> _TASK BRIEF_: Your answer should consist of each line below that contains the string "median".

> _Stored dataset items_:
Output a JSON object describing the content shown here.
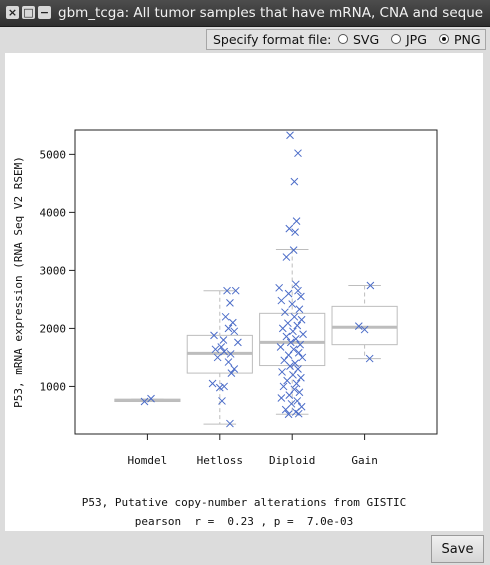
{
  "window": {
    "title": "gbm_tcga: All tumor samples that have mRNA, CNA and sequen…",
    "close_glyph": "×",
    "max_glyph": "□",
    "min_glyph": "−"
  },
  "format_selector": {
    "label": "Specify format file:",
    "options": [
      {
        "label": "SVG",
        "checked": false
      },
      {
        "label": "JPG",
        "checked": false
      },
      {
        "label": "PNG",
        "checked": true
      }
    ]
  },
  "footer": {
    "save_label": "Save"
  },
  "colors": {
    "points": "#4b6cc8",
    "box": "#bdbdbd",
    "median": "#bdbdbd"
  },
  "chart_data": {
    "type": "boxplot",
    "title": "",
    "xlabel": "P53, Putative copy-number alterations from GISTIC",
    "stats_text": "pearson  r =  0.23 , p =  7.0e-03",
    "ylabel": "P53, mRNA expression (RNA Seq V2 RSEM)",
    "yticks": [
      1000,
      2000,
      3000,
      4000,
      5000
    ],
    "ylim": [
      180,
      5420
    ],
    "categories": [
      "Homdel",
      "Hetloss",
      "Diploid",
      "Gain"
    ],
    "boxes": [
      {
        "category": "Homdel",
        "min": 740,
        "q1": 740,
        "median": 760,
        "q3": 780,
        "max": 780
      },
      {
        "category": "Hetloss",
        "min": 350,
        "q1": 1230,
        "median": 1570,
        "q3": 1880,
        "max": 2650
      },
      {
        "category": "Diploid",
        "min": 520,
        "q1": 1360,
        "median": 1760,
        "q3": 2260,
        "max": 3360
      },
      {
        "category": "Gain",
        "min": 1480,
        "q1": 1720,
        "median": 2020,
        "q3": 2380,
        "max": 2740
      }
    ],
    "points": [
      {
        "category": "Homdel",
        "x_offset": -0.04,
        "y": 740
      },
      {
        "category": "Homdel",
        "x_offset": 0.05,
        "y": 790
      },
      {
        "category": "Hetloss",
        "x_offset": 0.1,
        "y": 2650
      },
      {
        "category": "Hetloss",
        "x_offset": 0.22,
        "y": 2650
      },
      {
        "category": "Hetloss",
        "x_offset": 0.14,
        "y": 2440
      },
      {
        "category": "Hetloss",
        "x_offset": 0.08,
        "y": 2200
      },
      {
        "category": "Hetloss",
        "x_offset": 0.18,
        "y": 2100
      },
      {
        "category": "Hetloss",
        "x_offset": 0.12,
        "y": 2000
      },
      {
        "category": "Hetloss",
        "x_offset": 0.2,
        "y": 1950
      },
      {
        "category": "Hetloss",
        "x_offset": -0.08,
        "y": 1880
      },
      {
        "category": "Hetloss",
        "x_offset": 0.05,
        "y": 1800
      },
      {
        "category": "Hetloss",
        "x_offset": 0.25,
        "y": 1760
      },
      {
        "category": "Hetloss",
        "x_offset": 0.02,
        "y": 1680
      },
      {
        "category": "Hetloss",
        "x_offset": -0.06,
        "y": 1640
      },
      {
        "category": "Hetloss",
        "x_offset": 0.06,
        "y": 1600
      },
      {
        "category": "Hetloss",
        "x_offset": 0.15,
        "y": 1560
      },
      {
        "category": "Hetloss",
        "x_offset": -0.03,
        "y": 1500
      },
      {
        "category": "Hetloss",
        "x_offset": 0.12,
        "y": 1420
      },
      {
        "category": "Hetloss",
        "x_offset": 0.2,
        "y": 1300
      },
      {
        "category": "Hetloss",
        "x_offset": 0.16,
        "y": 1230
      },
      {
        "category": "Hetloss",
        "x_offset": -0.1,
        "y": 1050
      },
      {
        "category": "Hetloss",
        "x_offset": 0.0,
        "y": 980
      },
      {
        "category": "Hetloss",
        "x_offset": 0.06,
        "y": 1000
      },
      {
        "category": "Hetloss",
        "x_offset": 0.03,
        "y": 750
      },
      {
        "category": "Hetloss",
        "x_offset": 0.14,
        "y": 360
      },
      {
        "category": "Diploid",
        "x_offset": -0.03,
        "y": 5330
      },
      {
        "category": "Diploid",
        "x_offset": 0.08,
        "y": 5020
      },
      {
        "category": "Diploid",
        "x_offset": 0.03,
        "y": 4530
      },
      {
        "category": "Diploid",
        "x_offset": 0.06,
        "y": 3850
      },
      {
        "category": "Diploid",
        "x_offset": -0.04,
        "y": 3720
      },
      {
        "category": "Diploid",
        "x_offset": 0.04,
        "y": 3660
      },
      {
        "category": "Diploid",
        "x_offset": 0.02,
        "y": 3350
      },
      {
        "category": "Diploid",
        "x_offset": -0.08,
        "y": 3230
      },
      {
        "category": "Diploid",
        "x_offset": 0.05,
        "y": 2760
      },
      {
        "category": "Diploid",
        "x_offset": -0.18,
        "y": 2700
      },
      {
        "category": "Diploid",
        "x_offset": 0.08,
        "y": 2650
      },
      {
        "category": "Diploid",
        "x_offset": -0.05,
        "y": 2600
      },
      {
        "category": "Diploid",
        "x_offset": 0.12,
        "y": 2550
      },
      {
        "category": "Diploid",
        "x_offset": -0.15,
        "y": 2480
      },
      {
        "category": "Diploid",
        "x_offset": 0.0,
        "y": 2420
      },
      {
        "category": "Diploid",
        "x_offset": 0.1,
        "y": 2330
      },
      {
        "category": "Diploid",
        "x_offset": -0.1,
        "y": 2280
      },
      {
        "category": "Diploid",
        "x_offset": 0.03,
        "y": 2200
      },
      {
        "category": "Diploid",
        "x_offset": 0.13,
        "y": 2150
      },
      {
        "category": "Diploid",
        "x_offset": -0.06,
        "y": 2090
      },
      {
        "category": "Diploid",
        "x_offset": 0.07,
        "y": 2050
      },
      {
        "category": "Diploid",
        "x_offset": -0.13,
        "y": 2000
      },
      {
        "category": "Diploid",
        "x_offset": 0.01,
        "y": 1950
      },
      {
        "category": "Diploid",
        "x_offset": 0.15,
        "y": 1900
      },
      {
        "category": "Diploid",
        "x_offset": -0.08,
        "y": 1860
      },
      {
        "category": "Diploid",
        "x_offset": 0.05,
        "y": 1820
      },
      {
        "category": "Diploid",
        "x_offset": -0.02,
        "y": 1760
      },
      {
        "category": "Diploid",
        "x_offset": 0.11,
        "y": 1720
      },
      {
        "category": "Diploid",
        "x_offset": -0.16,
        "y": 1680
      },
      {
        "category": "Diploid",
        "x_offset": 0.02,
        "y": 1640
      },
      {
        "category": "Diploid",
        "x_offset": 0.09,
        "y": 1580
      },
      {
        "category": "Diploid",
        "x_offset": -0.05,
        "y": 1540
      },
      {
        "category": "Diploid",
        "x_offset": 0.14,
        "y": 1500
      },
      {
        "category": "Diploid",
        "x_offset": -0.11,
        "y": 1450
      },
      {
        "category": "Diploid",
        "x_offset": 0.04,
        "y": 1400
      },
      {
        "category": "Diploid",
        "x_offset": -0.03,
        "y": 1350
      },
      {
        "category": "Diploid",
        "x_offset": 0.08,
        "y": 1300
      },
      {
        "category": "Diploid",
        "x_offset": -0.14,
        "y": 1250
      },
      {
        "category": "Diploid",
        "x_offset": 0.01,
        "y": 1200
      },
      {
        "category": "Diploid",
        "x_offset": 0.12,
        "y": 1150
      },
      {
        "category": "Diploid",
        "x_offset": -0.07,
        "y": 1100
      },
      {
        "category": "Diploid",
        "x_offset": 0.06,
        "y": 1050
      },
      {
        "category": "Diploid",
        "x_offset": -0.12,
        "y": 1000
      },
      {
        "category": "Diploid",
        "x_offset": 0.03,
        "y": 950
      },
      {
        "category": "Diploid",
        "x_offset": 0.1,
        "y": 900
      },
      {
        "category": "Diploid",
        "x_offset": -0.04,
        "y": 850
      },
      {
        "category": "Diploid",
        "x_offset": -0.15,
        "y": 800
      },
      {
        "category": "Diploid",
        "x_offset": 0.07,
        "y": 750
      },
      {
        "category": "Diploid",
        "x_offset": -0.01,
        "y": 700
      },
      {
        "category": "Diploid",
        "x_offset": 0.13,
        "y": 650
      },
      {
        "category": "Diploid",
        "x_offset": -0.09,
        "y": 600
      },
      {
        "category": "Diploid",
        "x_offset": 0.05,
        "y": 560
      },
      {
        "category": "Diploid",
        "x_offset": -0.05,
        "y": 520
      },
      {
        "category": "Diploid",
        "x_offset": 0.09,
        "y": 530
      },
      {
        "category": "Gain",
        "x_offset": 0.08,
        "y": 2740
      },
      {
        "category": "Gain",
        "x_offset": -0.08,
        "y": 2040
      },
      {
        "category": "Gain",
        "x_offset": 0.0,
        "y": 1980
      },
      {
        "category": "Gain",
        "x_offset": 0.07,
        "y": 1480
      }
    ]
  }
}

> _SOLUTION_:
    "median": "#bdbdbd"
        "median": 760,
        "median": 1570,
        "median": 1760,
        "median": 2020,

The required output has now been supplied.